What to do: Pick out each line of the records in which the word "right" appears.

Dataset extract:
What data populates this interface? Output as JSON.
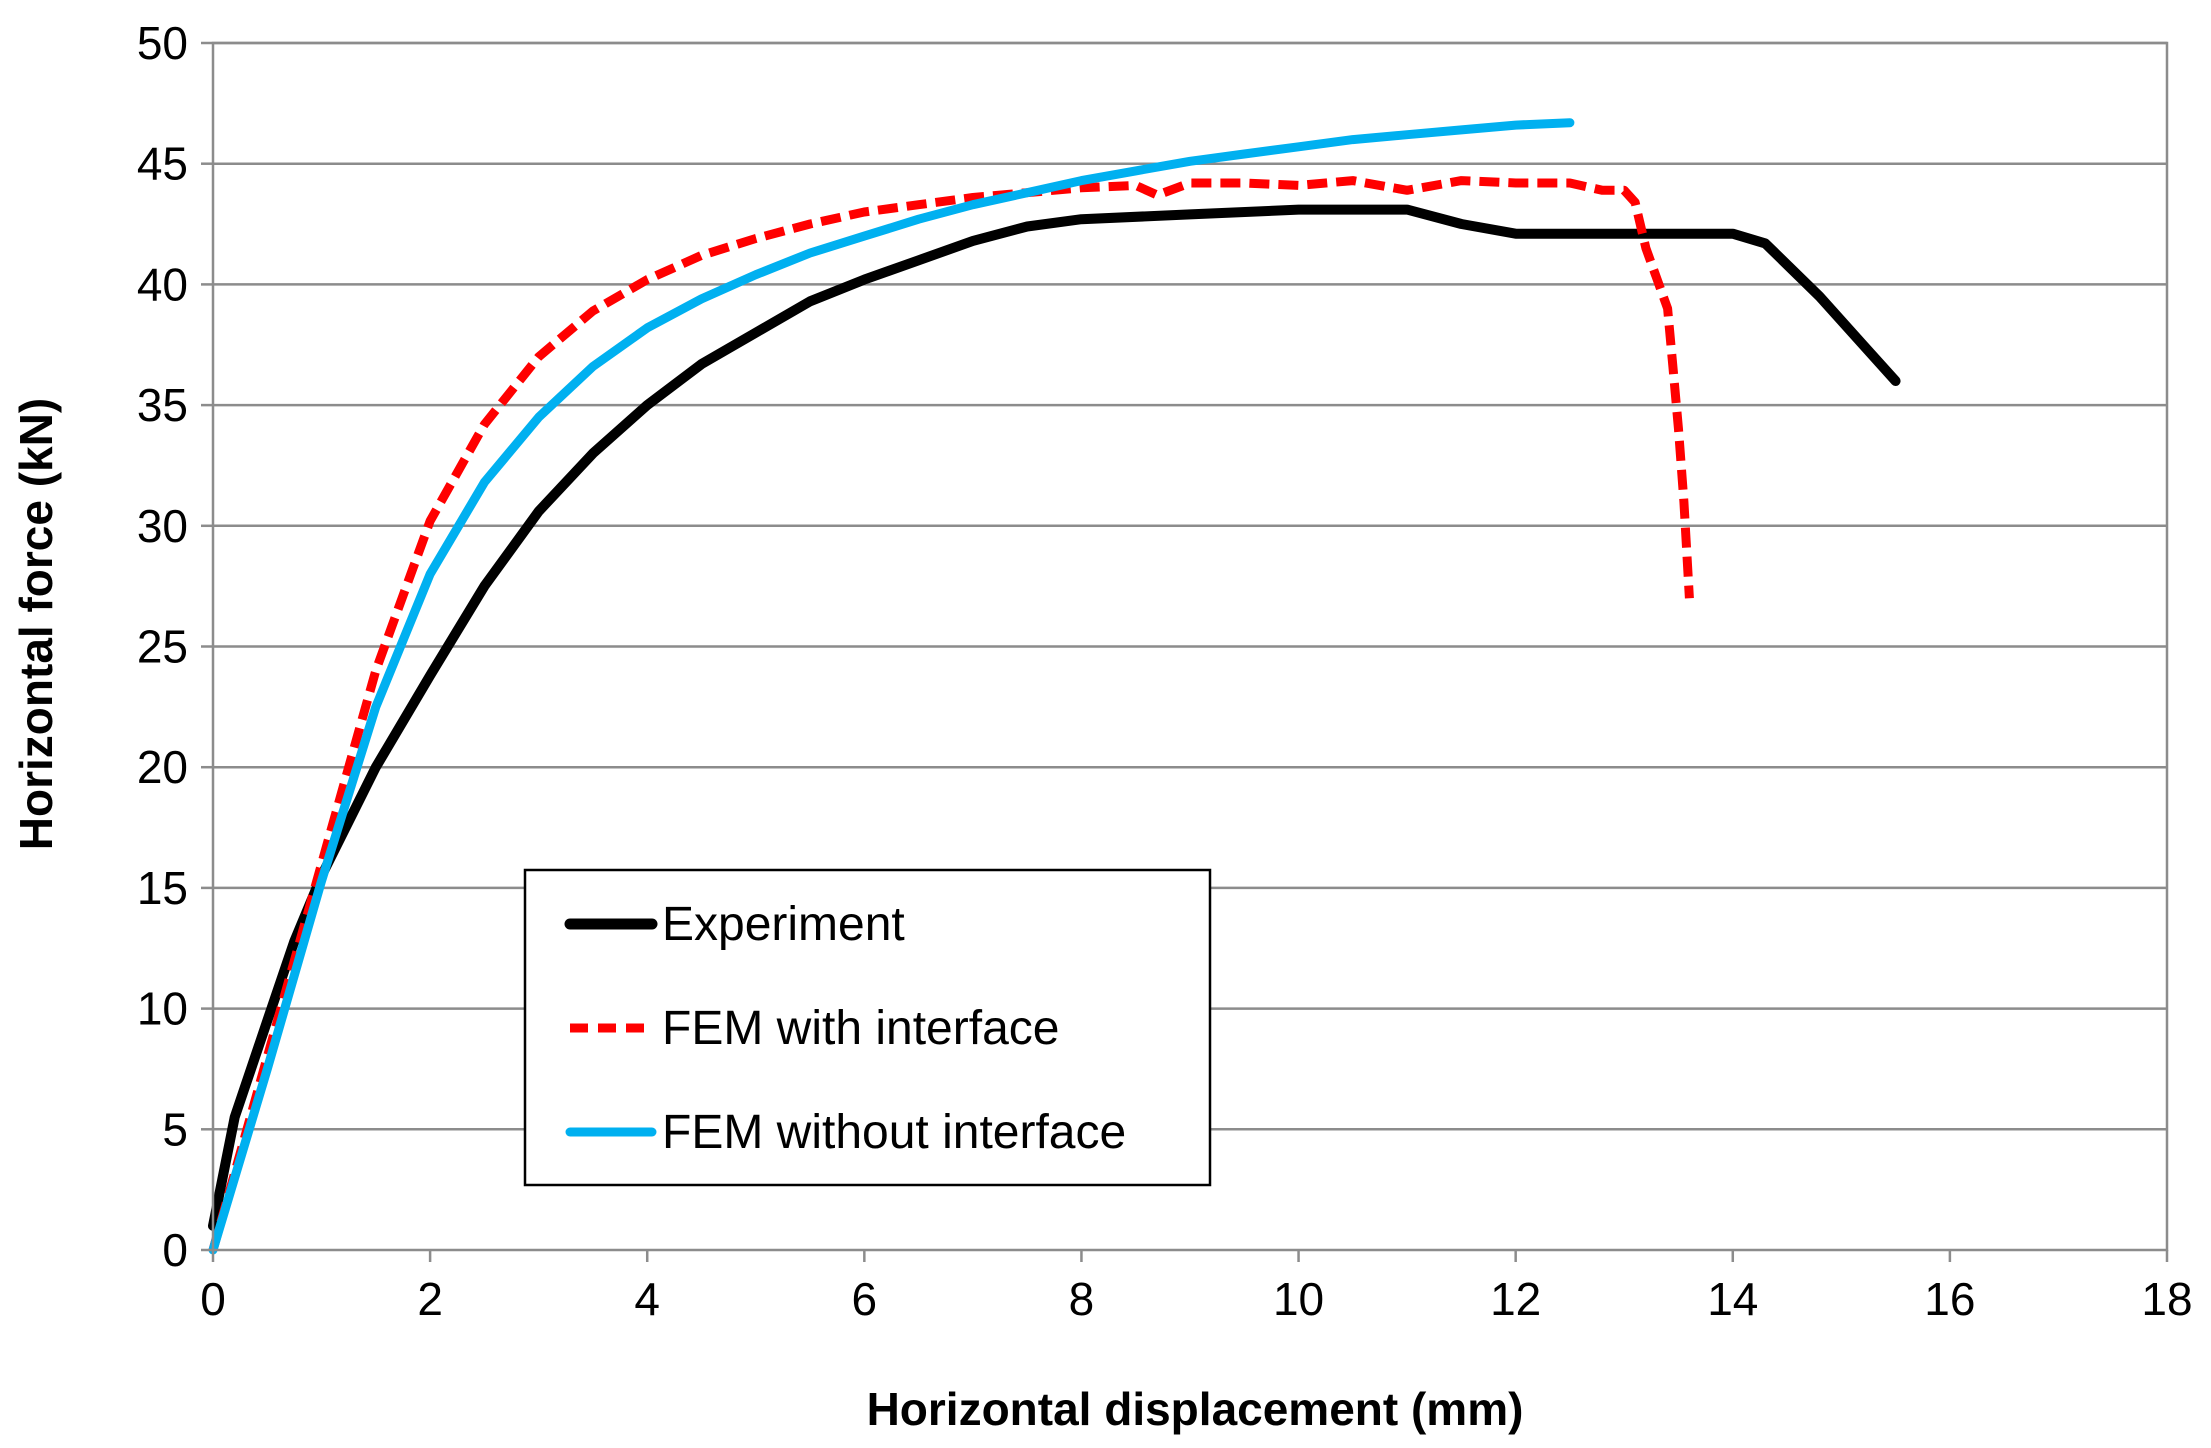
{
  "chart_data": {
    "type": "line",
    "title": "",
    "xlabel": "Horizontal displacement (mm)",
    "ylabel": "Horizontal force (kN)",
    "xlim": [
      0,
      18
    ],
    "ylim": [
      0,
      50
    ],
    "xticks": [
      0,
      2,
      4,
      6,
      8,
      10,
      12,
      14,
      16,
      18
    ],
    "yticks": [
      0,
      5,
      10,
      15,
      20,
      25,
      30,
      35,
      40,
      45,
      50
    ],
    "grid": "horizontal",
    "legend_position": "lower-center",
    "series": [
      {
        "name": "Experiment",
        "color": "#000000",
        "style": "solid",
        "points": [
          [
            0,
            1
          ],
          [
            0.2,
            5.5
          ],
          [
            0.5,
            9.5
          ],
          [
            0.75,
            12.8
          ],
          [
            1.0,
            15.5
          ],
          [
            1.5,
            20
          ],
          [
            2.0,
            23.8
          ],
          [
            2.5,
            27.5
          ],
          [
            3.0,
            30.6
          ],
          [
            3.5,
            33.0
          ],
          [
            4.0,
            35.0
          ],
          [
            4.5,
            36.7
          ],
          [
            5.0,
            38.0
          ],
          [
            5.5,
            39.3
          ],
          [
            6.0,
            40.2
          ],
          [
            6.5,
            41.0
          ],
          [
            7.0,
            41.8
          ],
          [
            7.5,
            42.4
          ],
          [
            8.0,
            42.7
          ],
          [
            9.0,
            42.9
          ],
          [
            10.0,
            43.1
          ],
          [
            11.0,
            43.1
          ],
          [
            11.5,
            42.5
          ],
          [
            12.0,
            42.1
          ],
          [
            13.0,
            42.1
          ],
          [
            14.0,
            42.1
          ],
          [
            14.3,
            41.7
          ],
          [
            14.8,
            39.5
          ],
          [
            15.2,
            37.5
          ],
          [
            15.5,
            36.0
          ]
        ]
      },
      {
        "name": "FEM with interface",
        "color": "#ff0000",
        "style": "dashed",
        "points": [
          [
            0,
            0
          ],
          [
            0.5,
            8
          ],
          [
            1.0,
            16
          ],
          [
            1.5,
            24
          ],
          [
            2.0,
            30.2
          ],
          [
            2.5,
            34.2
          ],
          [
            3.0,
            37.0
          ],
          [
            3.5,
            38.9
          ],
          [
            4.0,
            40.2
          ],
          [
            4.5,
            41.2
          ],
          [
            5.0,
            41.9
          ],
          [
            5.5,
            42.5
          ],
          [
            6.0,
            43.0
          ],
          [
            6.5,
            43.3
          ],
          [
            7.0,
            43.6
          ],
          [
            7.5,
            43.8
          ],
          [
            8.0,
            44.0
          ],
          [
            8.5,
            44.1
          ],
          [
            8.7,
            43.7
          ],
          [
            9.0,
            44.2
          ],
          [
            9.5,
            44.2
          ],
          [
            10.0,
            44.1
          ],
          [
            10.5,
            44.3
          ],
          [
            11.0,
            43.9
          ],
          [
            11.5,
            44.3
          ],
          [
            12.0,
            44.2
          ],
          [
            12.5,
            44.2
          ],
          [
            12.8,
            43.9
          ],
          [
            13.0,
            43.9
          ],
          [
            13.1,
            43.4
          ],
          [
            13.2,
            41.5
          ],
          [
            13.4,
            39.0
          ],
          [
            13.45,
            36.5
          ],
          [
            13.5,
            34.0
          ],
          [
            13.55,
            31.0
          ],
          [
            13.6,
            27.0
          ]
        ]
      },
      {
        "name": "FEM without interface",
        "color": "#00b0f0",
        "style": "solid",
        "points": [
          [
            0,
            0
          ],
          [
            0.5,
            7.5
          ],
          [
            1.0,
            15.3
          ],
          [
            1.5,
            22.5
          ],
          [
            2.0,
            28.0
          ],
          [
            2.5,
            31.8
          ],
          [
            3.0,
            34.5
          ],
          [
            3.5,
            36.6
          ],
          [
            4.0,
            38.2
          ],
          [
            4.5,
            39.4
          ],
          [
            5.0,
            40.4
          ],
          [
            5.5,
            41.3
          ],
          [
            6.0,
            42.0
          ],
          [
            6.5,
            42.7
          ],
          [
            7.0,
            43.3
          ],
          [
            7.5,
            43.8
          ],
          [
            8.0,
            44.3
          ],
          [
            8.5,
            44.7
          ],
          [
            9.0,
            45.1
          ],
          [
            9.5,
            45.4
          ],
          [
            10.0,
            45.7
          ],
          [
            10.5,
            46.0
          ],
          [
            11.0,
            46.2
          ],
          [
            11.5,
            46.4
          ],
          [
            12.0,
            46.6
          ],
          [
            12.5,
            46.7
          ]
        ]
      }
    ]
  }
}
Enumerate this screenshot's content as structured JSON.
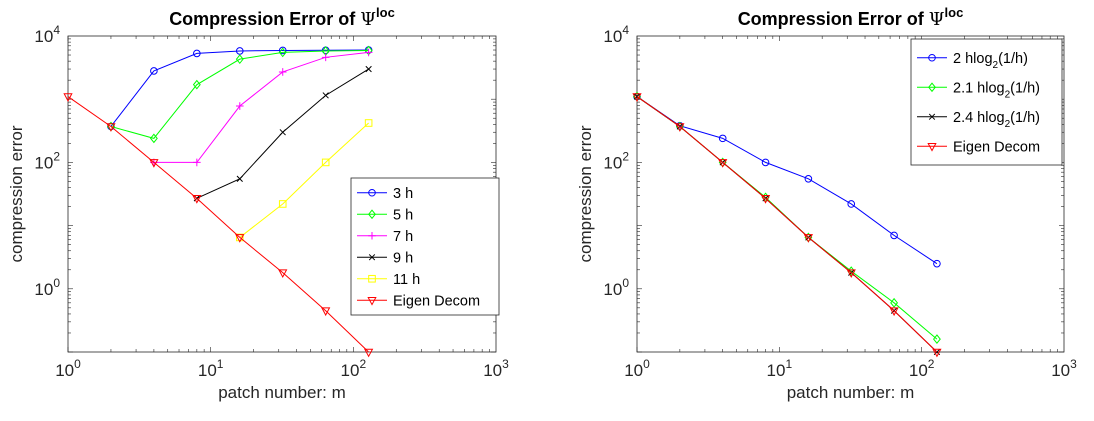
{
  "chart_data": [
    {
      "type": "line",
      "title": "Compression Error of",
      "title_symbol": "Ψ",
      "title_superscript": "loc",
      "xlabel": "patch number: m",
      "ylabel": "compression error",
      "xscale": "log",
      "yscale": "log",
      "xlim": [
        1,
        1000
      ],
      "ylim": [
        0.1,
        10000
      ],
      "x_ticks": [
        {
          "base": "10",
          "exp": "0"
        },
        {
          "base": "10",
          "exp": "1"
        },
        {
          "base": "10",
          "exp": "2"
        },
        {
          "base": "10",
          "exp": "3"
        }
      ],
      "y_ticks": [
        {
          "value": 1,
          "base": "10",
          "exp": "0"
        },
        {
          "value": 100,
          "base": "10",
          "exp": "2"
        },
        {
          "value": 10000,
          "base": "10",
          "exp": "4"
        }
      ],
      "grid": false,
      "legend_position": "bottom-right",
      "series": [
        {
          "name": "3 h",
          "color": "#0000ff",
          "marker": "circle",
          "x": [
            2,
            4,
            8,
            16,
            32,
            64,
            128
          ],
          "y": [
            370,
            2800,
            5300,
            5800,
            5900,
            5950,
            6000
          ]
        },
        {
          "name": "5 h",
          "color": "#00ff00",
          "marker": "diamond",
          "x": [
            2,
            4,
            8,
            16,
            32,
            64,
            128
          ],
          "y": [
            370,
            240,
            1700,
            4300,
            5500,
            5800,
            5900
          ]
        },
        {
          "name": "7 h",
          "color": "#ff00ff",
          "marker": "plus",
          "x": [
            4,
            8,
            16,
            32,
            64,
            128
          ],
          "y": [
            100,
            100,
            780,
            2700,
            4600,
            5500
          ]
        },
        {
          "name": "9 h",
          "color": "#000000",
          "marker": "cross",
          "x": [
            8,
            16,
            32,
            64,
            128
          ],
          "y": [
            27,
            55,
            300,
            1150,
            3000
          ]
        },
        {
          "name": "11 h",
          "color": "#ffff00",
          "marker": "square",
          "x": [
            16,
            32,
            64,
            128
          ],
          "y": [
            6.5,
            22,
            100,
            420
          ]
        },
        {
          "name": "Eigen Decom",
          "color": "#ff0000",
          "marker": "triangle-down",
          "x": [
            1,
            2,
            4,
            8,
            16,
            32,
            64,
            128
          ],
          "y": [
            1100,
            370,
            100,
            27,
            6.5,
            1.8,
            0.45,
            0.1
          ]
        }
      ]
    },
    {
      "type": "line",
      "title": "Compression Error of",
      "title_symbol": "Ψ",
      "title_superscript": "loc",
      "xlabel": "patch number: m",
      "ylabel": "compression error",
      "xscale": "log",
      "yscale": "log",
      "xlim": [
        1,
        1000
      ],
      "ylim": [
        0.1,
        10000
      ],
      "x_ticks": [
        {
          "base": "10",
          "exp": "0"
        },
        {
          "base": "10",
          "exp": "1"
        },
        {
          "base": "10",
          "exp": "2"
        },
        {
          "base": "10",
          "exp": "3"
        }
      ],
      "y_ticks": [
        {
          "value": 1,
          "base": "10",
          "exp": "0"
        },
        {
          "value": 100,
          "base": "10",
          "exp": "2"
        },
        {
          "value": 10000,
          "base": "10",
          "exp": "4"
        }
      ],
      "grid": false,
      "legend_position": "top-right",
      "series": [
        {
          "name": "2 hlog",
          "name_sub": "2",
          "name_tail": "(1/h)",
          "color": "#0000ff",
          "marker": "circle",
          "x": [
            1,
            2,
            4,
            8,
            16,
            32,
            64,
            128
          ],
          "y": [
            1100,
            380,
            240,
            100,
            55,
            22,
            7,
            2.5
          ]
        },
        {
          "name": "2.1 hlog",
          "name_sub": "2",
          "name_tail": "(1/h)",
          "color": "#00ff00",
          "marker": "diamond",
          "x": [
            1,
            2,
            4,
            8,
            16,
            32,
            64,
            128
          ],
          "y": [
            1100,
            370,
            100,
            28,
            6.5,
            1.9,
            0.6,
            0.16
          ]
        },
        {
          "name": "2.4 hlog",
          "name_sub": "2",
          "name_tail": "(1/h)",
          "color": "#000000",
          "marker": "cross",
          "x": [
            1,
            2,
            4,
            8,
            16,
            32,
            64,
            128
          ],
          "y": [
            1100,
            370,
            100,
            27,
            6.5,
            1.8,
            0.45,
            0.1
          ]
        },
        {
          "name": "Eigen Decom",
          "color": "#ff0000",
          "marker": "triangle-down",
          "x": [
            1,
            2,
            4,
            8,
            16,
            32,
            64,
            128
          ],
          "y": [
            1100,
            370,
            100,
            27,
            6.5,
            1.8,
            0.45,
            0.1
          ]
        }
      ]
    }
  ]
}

Exercise result:
      "legend_position": "bottom-right",
      "legend_position": "top-right",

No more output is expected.